What this task involves —
Copy the material that follows word for word and omit its pictures.

A block of data —
---*---

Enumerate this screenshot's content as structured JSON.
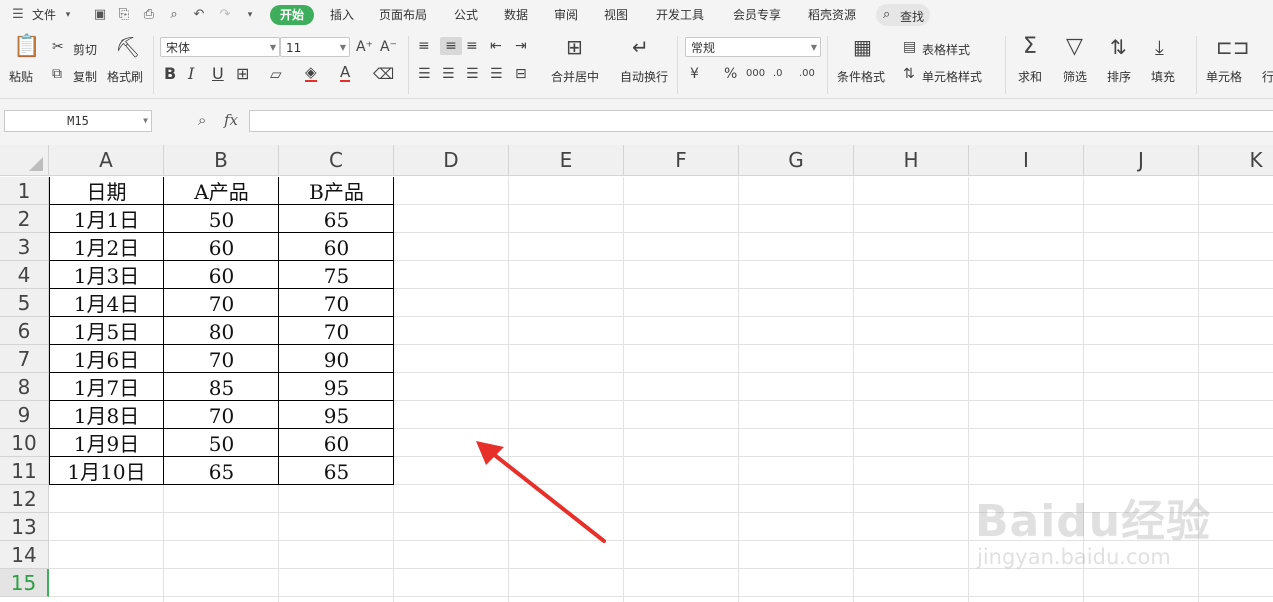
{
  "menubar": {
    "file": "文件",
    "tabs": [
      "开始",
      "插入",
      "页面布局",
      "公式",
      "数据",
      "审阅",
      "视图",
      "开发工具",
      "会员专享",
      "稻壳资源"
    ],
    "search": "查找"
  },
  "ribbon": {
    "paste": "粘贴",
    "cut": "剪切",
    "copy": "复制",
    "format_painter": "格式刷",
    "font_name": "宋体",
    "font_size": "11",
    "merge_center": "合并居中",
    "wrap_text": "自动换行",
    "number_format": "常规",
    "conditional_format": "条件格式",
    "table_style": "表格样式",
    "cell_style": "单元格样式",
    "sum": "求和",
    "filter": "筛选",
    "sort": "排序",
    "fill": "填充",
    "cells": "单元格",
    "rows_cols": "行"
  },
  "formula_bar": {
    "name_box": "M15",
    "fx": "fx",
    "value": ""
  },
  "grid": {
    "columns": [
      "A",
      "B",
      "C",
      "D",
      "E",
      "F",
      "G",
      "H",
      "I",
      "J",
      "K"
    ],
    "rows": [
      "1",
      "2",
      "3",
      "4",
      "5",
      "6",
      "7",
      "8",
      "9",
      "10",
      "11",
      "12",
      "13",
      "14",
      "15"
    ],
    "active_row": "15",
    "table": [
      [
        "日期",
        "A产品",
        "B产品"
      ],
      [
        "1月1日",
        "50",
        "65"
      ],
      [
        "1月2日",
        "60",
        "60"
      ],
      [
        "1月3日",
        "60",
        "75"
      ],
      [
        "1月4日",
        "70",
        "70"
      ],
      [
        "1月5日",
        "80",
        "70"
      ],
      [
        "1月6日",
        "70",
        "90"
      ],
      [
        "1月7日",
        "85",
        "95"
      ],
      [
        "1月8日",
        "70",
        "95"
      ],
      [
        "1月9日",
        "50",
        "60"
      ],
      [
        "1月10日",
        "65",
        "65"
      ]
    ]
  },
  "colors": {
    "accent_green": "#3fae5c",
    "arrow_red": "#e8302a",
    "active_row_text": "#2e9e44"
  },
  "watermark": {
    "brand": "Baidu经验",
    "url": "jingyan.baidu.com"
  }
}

---*---

Task result —
Enumerate this screenshot's content as structured JSON.
{
  "menubar": {
    "file": "文件",
    "tabs": [
      "开始",
      "插入",
      "页面布局",
      "公式",
      "数据",
      "审阅",
      "视图",
      "开发工具",
      "会员专享",
      "稻壳资源"
    ],
    "search": "查找"
  },
  "ribbon": {
    "paste": "粘贴",
    "cut": "剪切",
    "copy": "复制",
    "format_painter": "格式刷",
    "font_name": "宋体",
    "font_size": "11",
    "merge_center": "合并居中",
    "wrap_text": "自动换行",
    "number_format": "常规",
    "conditional_format": "条件格式",
    "table_style": "表格样式",
    "cell_style": "单元格样式",
    "sum": "求和",
    "filter": "筛选",
    "sort": "排序",
    "fill": "填充",
    "cells": "单元格",
    "rows_cols": "行"
  },
  "formula_bar": {
    "name_box": "M15",
    "fx": "fx",
    "value": ""
  },
  "grid": {
    "columns": [
      "A",
      "B",
      "C",
      "D",
      "E",
      "F",
      "G",
      "H",
      "I",
      "J",
      "K"
    ],
    "rows": [
      "1",
      "2",
      "3",
      "4",
      "5",
      "6",
      "7",
      "8",
      "9",
      "10",
      "11",
      "12",
      "13",
      "14",
      "15"
    ],
    "active_row": "15",
    "table": [
      [
        "日期",
        "A产品",
        "B产品"
      ],
      [
        "1月1日",
        "50",
        "65"
      ],
      [
        "1月2日",
        "60",
        "60"
      ],
      [
        "1月3日",
        "60",
        "75"
      ],
      [
        "1月4日",
        "70",
        "70"
      ],
      [
        "1月5日",
        "80",
        "70"
      ],
      [
        "1月6日",
        "70",
        "90"
      ],
      [
        "1月7日",
        "85",
        "95"
      ],
      [
        "1月8日",
        "70",
        "95"
      ],
      [
        "1月9日",
        "50",
        "60"
      ],
      [
        "1月10日",
        "65",
        "65"
      ]
    ]
  },
  "colors": {
    "accent_green": "#3fae5c",
    "arrow_red": "#e8302a",
    "active_row_text": "#2e9e44"
  },
  "watermark": {
    "brand": "Baidu经验",
    "url": "jingyan.baidu.com"
  }
}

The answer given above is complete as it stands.